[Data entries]
>> Begin
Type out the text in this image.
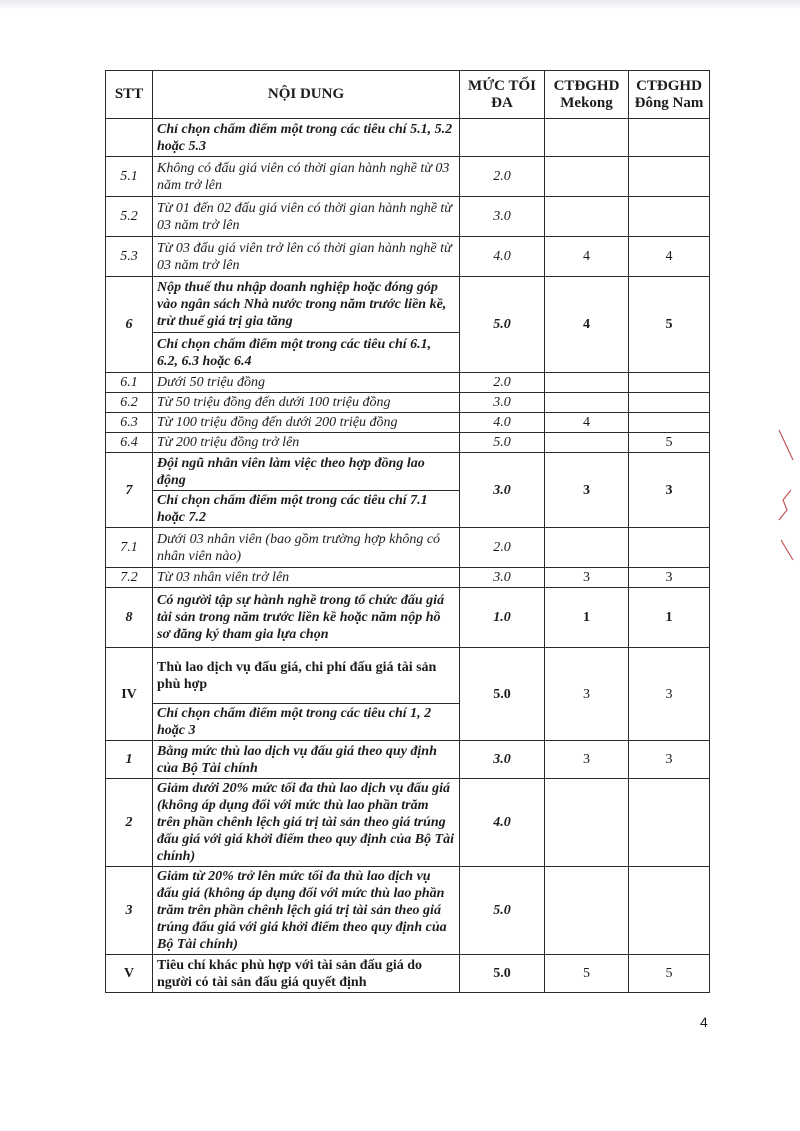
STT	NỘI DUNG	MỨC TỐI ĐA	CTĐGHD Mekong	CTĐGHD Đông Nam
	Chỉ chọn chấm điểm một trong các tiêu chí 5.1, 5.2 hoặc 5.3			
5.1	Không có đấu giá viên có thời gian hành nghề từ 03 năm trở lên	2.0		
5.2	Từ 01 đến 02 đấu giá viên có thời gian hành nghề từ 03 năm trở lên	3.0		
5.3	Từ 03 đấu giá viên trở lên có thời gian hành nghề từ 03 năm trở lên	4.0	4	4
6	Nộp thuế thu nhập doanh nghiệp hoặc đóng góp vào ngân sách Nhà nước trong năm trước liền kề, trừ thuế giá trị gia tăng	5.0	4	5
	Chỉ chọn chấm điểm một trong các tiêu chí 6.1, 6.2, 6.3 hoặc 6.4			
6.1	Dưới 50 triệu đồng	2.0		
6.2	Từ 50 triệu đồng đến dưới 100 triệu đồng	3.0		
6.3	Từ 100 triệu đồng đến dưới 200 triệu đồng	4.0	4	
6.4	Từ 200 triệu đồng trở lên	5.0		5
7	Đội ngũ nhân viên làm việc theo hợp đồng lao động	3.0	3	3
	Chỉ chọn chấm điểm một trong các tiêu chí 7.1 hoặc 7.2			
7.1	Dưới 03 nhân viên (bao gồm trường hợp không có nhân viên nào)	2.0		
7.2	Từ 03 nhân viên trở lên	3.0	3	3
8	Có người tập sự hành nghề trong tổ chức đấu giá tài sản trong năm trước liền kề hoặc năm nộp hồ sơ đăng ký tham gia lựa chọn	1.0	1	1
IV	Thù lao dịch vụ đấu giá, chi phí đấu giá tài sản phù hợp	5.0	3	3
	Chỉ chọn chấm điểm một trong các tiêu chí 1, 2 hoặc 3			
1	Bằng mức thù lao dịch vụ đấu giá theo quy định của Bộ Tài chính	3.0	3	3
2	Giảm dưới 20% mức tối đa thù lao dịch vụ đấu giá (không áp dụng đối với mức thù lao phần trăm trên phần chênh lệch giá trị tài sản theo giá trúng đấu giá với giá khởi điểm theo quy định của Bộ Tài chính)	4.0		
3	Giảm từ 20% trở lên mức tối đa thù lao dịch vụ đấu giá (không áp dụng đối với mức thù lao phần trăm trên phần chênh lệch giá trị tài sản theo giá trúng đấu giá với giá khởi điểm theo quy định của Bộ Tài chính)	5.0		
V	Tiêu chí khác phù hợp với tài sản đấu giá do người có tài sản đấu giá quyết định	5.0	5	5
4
>> End
### Task instructions
Check each line above for "viên" and return the ones that have it.

### Final result
5.1	Không có đấu giá viên có thời gian hành nghề từ 03 năm trở lên	2.0		
5.2	Từ 01 đến 02 đấu giá viên có thời gian hành nghề từ 03 năm trở lên	3.0		
5.3	Từ 03 đấu giá viên trở lên có thời gian hành nghề từ 03 năm trở lên	4.0	4	4
7	Đội ngũ nhân viên làm việc theo hợp đồng lao động	3.0	3	3
7.1	Dưới 03 nhân viên (bao gồm trường hợp không có nhân viên nào)	2.0		
7.2	Từ 03 nhân viên trở lên	3.0	3	3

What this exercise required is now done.